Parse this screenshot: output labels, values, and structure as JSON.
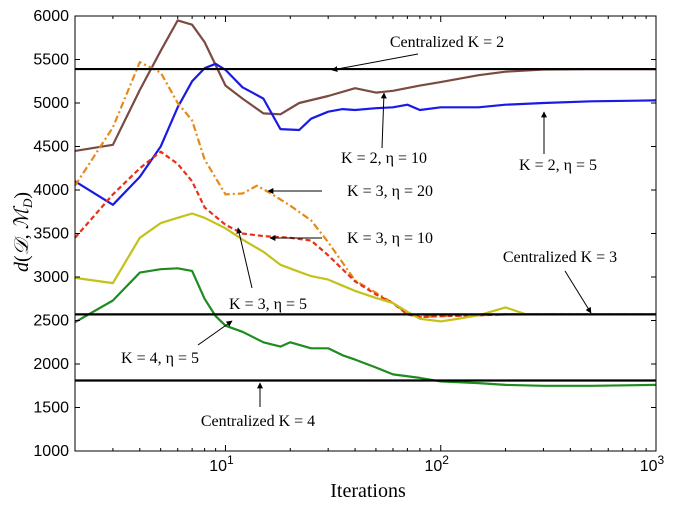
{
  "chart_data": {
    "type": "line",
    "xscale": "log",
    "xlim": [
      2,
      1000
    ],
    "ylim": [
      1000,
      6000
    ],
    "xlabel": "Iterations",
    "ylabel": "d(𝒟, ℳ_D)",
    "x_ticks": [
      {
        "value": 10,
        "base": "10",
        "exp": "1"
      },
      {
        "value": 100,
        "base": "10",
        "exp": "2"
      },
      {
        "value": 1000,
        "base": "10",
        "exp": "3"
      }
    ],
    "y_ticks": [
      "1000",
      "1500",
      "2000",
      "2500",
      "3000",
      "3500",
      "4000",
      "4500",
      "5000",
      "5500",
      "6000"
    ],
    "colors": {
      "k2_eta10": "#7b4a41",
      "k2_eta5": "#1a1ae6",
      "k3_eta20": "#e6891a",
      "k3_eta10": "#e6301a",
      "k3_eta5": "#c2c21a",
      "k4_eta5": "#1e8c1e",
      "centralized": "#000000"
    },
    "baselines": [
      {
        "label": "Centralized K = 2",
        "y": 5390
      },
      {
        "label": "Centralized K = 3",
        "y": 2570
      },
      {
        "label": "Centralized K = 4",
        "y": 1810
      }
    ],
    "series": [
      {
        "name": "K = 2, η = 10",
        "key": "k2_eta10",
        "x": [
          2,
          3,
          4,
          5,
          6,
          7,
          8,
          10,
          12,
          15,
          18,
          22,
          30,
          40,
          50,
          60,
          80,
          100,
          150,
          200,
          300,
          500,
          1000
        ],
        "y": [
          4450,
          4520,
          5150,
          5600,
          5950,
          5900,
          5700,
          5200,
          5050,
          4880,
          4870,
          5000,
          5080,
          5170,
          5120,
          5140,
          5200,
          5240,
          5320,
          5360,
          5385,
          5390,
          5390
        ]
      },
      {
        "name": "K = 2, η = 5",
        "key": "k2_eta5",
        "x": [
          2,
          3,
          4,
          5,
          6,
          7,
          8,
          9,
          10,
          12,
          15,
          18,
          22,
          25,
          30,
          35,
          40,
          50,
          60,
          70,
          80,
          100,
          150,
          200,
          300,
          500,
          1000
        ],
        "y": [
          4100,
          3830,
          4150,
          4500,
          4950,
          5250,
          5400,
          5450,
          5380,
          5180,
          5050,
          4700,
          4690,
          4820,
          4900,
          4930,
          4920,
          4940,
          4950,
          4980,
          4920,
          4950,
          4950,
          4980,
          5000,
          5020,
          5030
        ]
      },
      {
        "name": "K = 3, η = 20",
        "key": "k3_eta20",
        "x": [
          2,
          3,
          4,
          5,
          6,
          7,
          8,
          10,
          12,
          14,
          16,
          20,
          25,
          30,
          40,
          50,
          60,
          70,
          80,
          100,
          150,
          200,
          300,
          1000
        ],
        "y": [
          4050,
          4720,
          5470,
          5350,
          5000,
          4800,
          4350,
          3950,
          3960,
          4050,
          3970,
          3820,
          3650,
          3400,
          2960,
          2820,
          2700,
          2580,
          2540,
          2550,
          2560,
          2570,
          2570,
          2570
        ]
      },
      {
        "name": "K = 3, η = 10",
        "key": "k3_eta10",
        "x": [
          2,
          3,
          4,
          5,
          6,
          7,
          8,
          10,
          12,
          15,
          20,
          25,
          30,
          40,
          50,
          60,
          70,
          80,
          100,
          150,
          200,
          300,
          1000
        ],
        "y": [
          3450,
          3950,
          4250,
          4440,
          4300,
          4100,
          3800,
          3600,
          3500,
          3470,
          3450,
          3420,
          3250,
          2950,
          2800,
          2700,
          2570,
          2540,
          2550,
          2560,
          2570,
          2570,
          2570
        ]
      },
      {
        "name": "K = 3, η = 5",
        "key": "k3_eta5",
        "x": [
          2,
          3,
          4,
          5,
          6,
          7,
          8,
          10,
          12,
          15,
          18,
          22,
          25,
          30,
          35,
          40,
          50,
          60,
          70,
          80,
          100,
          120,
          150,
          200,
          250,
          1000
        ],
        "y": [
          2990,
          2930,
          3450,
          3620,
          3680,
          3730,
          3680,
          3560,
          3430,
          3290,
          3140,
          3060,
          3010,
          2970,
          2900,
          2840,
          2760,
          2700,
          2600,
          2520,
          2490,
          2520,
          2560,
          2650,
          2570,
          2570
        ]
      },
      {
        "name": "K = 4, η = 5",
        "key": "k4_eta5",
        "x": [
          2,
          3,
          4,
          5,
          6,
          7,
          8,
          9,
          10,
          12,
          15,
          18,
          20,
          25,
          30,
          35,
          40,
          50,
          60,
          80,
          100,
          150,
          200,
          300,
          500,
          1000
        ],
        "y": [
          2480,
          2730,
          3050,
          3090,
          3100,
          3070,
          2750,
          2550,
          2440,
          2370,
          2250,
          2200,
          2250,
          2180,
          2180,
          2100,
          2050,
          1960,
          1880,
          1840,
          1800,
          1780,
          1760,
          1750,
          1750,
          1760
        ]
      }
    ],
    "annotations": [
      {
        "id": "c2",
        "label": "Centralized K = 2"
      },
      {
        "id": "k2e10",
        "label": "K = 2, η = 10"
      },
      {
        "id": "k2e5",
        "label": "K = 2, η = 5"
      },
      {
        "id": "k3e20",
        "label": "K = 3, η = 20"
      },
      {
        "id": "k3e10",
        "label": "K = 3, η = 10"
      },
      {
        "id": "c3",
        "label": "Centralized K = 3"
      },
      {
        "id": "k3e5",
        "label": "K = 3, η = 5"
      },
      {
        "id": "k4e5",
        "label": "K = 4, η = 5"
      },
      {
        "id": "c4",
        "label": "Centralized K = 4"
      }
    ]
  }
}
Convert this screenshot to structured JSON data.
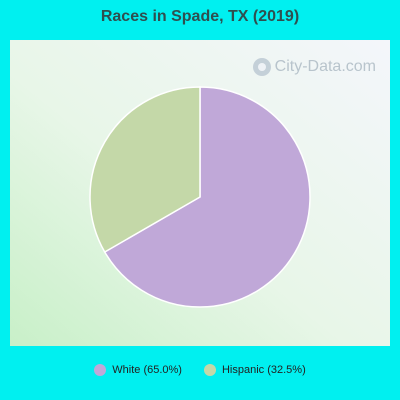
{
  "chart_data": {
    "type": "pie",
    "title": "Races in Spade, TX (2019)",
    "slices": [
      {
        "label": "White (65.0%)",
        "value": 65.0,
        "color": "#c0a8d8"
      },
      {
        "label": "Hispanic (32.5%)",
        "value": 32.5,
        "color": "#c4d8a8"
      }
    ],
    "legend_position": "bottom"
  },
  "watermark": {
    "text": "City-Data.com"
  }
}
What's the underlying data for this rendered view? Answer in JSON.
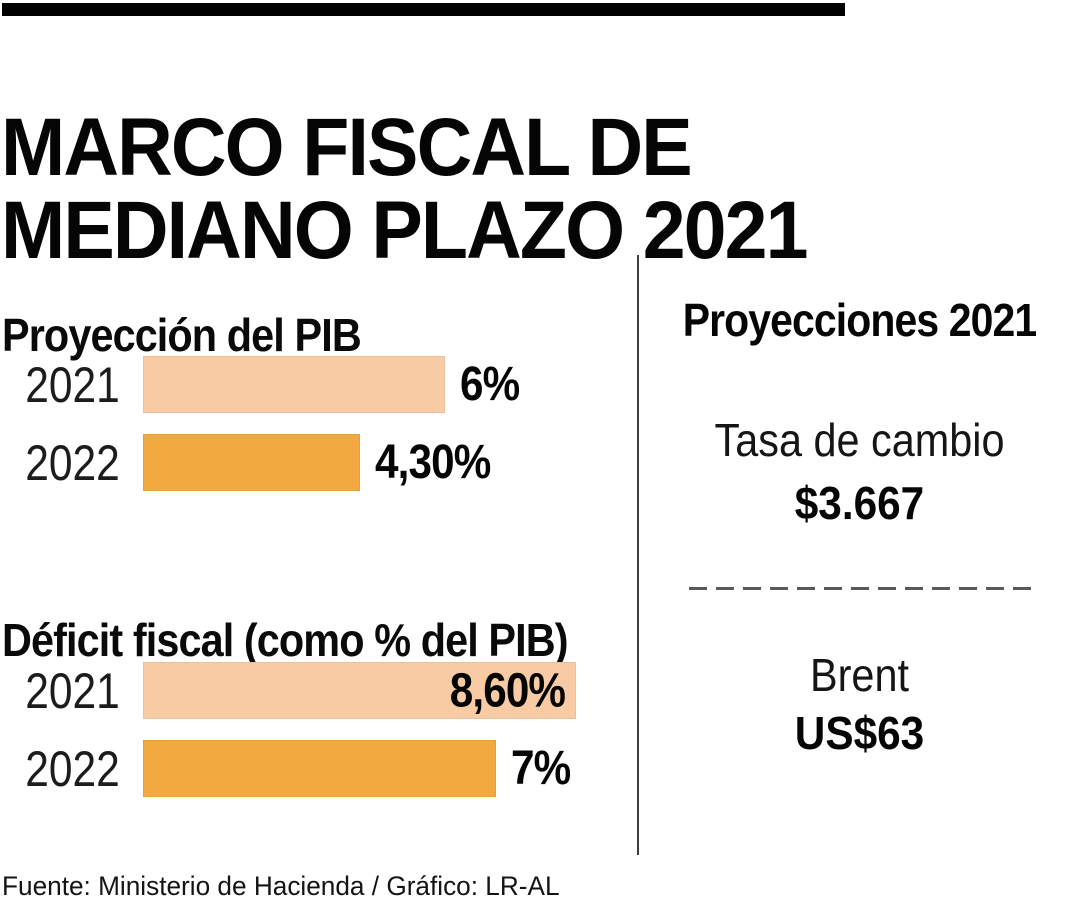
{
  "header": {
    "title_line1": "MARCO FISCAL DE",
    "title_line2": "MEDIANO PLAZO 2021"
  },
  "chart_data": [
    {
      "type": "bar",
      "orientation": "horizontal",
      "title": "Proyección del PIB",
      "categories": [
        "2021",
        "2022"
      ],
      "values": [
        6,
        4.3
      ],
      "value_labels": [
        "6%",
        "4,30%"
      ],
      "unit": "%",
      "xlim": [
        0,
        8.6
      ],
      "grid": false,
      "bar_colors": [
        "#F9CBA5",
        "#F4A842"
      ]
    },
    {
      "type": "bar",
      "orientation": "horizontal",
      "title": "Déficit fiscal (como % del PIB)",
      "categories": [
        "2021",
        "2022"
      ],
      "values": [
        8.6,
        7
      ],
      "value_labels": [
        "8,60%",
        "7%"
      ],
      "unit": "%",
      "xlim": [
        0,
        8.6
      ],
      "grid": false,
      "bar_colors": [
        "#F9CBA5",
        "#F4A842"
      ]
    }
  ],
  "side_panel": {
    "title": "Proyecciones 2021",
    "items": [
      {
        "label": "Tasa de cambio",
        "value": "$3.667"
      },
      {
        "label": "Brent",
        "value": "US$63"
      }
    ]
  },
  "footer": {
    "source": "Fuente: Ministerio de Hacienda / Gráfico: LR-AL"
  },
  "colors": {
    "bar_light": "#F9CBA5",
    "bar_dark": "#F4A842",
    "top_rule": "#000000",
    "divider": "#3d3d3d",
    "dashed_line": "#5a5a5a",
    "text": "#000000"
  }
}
▬▬▬▬▬▬▬▬▬▬
GIVEN EXERCISE: Quote every line word for word and keep the images out of the copy.

RESPONSE TO THIS TASK:
Parse this screenshot: output labels, values, and structure as JSON.
{
  "chart_data": {
    "type": "line",
    "xscale": "log",
    "xlim": [
      2,
      1000
    ],
    "ylim": [
      1000,
      6000
    ],
    "xlabel": "Iterations",
    "ylabel": "d(𝒟, ℳ_D)",
    "x_ticks": [
      {
        "value": 10,
        "base": "10",
        "exp": "1"
      },
      {
        "value": 100,
        "base": "10",
        "exp": "2"
      },
      {
        "value": 1000,
        "base": "10",
        "exp": "3"
      }
    ],
    "y_ticks": [
      "1000",
      "1500",
      "2000",
      "2500",
      "3000",
      "3500",
      "4000",
      "4500",
      "5000",
      "5500",
      "6000"
    ],
    "colors": {
      "k2_eta10": "#7b4a41",
      "k2_eta5": "#1a1ae6",
      "k3_eta20": "#e6891a",
      "k3_eta10": "#e6301a",
      "k3_eta5": "#c2c21a",
      "k4_eta5": "#1e8c1e",
      "centralized": "#000000"
    },
    "baselines": [
      {
        "label": "Centralized K = 2",
        "y": 5390
      },
      {
        "label": "Centralized K = 3",
        "y": 2570
      },
      {
        "label": "Centralized K = 4",
        "y": 1810
      }
    ],
    "series": [
      {
        "name": "K = 2, η = 10",
        "key": "k2_eta10",
        "x": [
          2,
          3,
          4,
          5,
          6,
          7,
          8,
          10,
          12,
          15,
          18,
          22,
          30,
          40,
          50,
          60,
          80,
          100,
          150,
          200,
          300,
          500,
          1000
        ],
        "y": [
          4450,
          4520,
          5150,
          5600,
          5950,
          5900,
          5700,
          5200,
          5050,
          4880,
          4870,
          5000,
          5080,
          5170,
          5120,
          5140,
          5200,
          5240,
          5320,
          5360,
          5385,
          5390,
          5390
        ]
      },
      {
        "name": "K = 2, η = 5",
        "key": "k2_eta5",
        "x": [
          2,
          3,
          4,
          5,
          6,
          7,
          8,
          9,
          10,
          12,
          15,
          18,
          22,
          25,
          30,
          35,
          40,
          50,
          60,
          70,
          80,
          100,
          150,
          200,
          300,
          500,
          1000
        ],
        "y": [
          4100,
          3830,
          4150,
          4500,
          4950,
          5250,
          5400,
          5450,
          5380,
          5180,
          5050,
          4700,
          4690,
          4820,
          4900,
          4930,
          4920,
          4940,
          4950,
          4980,
          4920,
          4950,
          4950,
          4980,
          5000,
          5020,
          5030
        ]
      },
      {
        "name": "K = 3, η = 20",
        "key": "k3_eta20",
        "x": [
          2,
          3,
          4,
          5,
          6,
          7,
          8,
          10,
          12,
          14,
          16,
          20,
          25,
          30,
          40,
          50,
          60,
          70,
          80,
          100,
          150,
          200,
          300,
          1000
        ],
        "y": [
          4050,
          4720,
          5470,
          5350,
          5000,
          4800,
          4350,
          3950,
          3960,
          4050,
          3970,
          3820,
          3650,
          3400,
          2960,
          2820,
          2700,
          2580,
          2540,
          2550,
          2560,
          2570,
          2570,
          2570
        ]
      },
      {
        "name": "K = 3, η = 10",
        "key": "k3_eta10",
        "x": [
          2,
          3,
          4,
          5,
          6,
          7,
          8,
          10,
          12,
          15,
          20,
          25,
          30,
          40,
          50,
          60,
          70,
          80,
          100,
          150,
          200,
          300,
          1000
        ],
        "y": [
          3450,
          3950,
          4250,
          4440,
          4300,
          4100,
          3800,
          3600,
          3500,
          3470,
          3450,
          3420,
          3250,
          2950,
          2800,
          2700,
          2570,
          2540,
          2550,
          2560,
          2570,
          2570,
          2570
        ]
      },
      {
        "name": "K = 3, η = 5",
        "key": "k3_eta5",
        "x": [
          2,
          3,
          4,
          5,
          6,
          7,
          8,
          10,
          12,
          15,
          18,
          22,
          25,
          30,
          35,
          40,
          50,
          60,
          70,
          80,
          100,
          120,
          150,
          200,
          250,
          1000
        ],
        "y": [
          2990,
          2930,
          3450,
          3620,
          3680,
          3730,
          3680,
          3560,
          3430,
          3290,
          3140,
          3060,
          3010,
          2970,
          2900,
          2840,
          2760,
          2700,
          2600,
          2520,
          2490,
          2520,
          2560,
          2650,
          2570,
          2570
        ]
      },
      {
        "name": "K = 4, η = 5",
        "key": "k4_eta5",
        "x": [
          2,
          3,
          4,
          5,
          6,
          7,
          8,
          9,
          10,
          12,
          15,
          18,
          20,
          25,
          30,
          35,
          40,
          50,
          60,
          80,
          100,
          150,
          200,
          300,
          500,
          1000
        ],
        "y": [
          2480,
          2730,
          3050,
          3090,
          3100,
          3070,
          2750,
          2550,
          2440,
          2370,
          2250,
          2200,
          2250,
          2180,
          2180,
          2100,
          2050,
          1960,
          1880,
          1840,
          1800,
          1780,
          1760,
          1750,
          1750,
          1760
        ]
      }
    ],
    "annotations": [
      {
        "id": "c2",
        "label": "Centralized K = 2"
      },
      {
        "id": "k2e10",
        "label": "K = 2, η = 10"
      },
      {
        "id": "k2e5",
        "label": "K = 2, η = 5"
      },
      {
        "id": "k3e20",
        "label": "K = 3, η = 20"
      },
      {
        "id": "k3e10",
        "label": "K = 3, η = 10"
      },
      {
        "id": "c3",
        "label": "Centralized K = 3"
      },
      {
        "id": "k3e5",
        "label": "K = 3, η = 5"
      },
      {
        "id": "k4e5",
        "label": "K = 4, η = 5"
      },
      {
        "id": "c4",
        "label": "Centralized K = 4"
      }
    ]
  }
}
Convert this screenshot to structured JSON data.
{
  "chart_data": {
    "type": "pie",
    "title": "Races in Spade, TX (2019)",
    "slices": [
      {
        "label": "White (65.0%)",
        "value": 65.0,
        "color": "#c0a8d8"
      },
      {
        "label": "Hispanic (32.5%)",
        "value": 32.5,
        "color": "#c4d8a8"
      }
    ],
    "legend_position": "bottom"
  },
  "watermark": {
    "text": "City-Data.com"
  }
}
What's the underlying data for this rendered view? Answer in JSON.
{
  "header": {
    "title_line1": "MARCO FISCAL DE",
    "title_line2": "MEDIANO PLAZO 2021"
  },
  "chart_data": [
    {
      "type": "bar",
      "orientation": "horizontal",
      "title": "Proyección del PIB",
      "categories": [
        "2021",
        "2022"
      ],
      "values": [
        6,
        4.3
      ],
      "value_labels": [
        "6%",
        "4,30%"
      ],
      "unit": "%",
      "xlim": [
        0,
        8.6
      ],
      "grid": false,
      "bar_colors": [
        "#F9CBA5",
        "#F4A842"
      ]
    },
    {
      "type": "bar",
      "orientation": "horizontal",
      "title": "Déficit fiscal (como % del PIB)",
      "categories": [
        "2021",
        "2022"
      ],
      "values": [
        8.6,
        7
      ],
      "value_labels": [
        "8,60%",
        "7%"
      ],
      "unit": "%",
      "xlim": [
        0,
        8.6
      ],
      "grid": false,
      "bar_colors": [
        "#F9CBA5",
        "#F4A842"
      ]
    }
  ],
  "side_panel": {
    "title": "Proyecciones 2021",
    "items": [
      {
        "label": "Tasa de cambio",
        "value": "$3.667"
      },
      {
        "label": "Brent",
        "value": "US$63"
      }
    ]
  },
  "footer": {
    "source": "Fuente: Ministerio de Hacienda / Gráfico: LR-AL"
  },
  "colors": {
    "bar_light": "#F9CBA5",
    "bar_dark": "#F4A842",
    "top_rule": "#000000",
    "divider": "#3d3d3d",
    "dashed_line": "#5a5a5a",
    "text": "#000000"
  }
}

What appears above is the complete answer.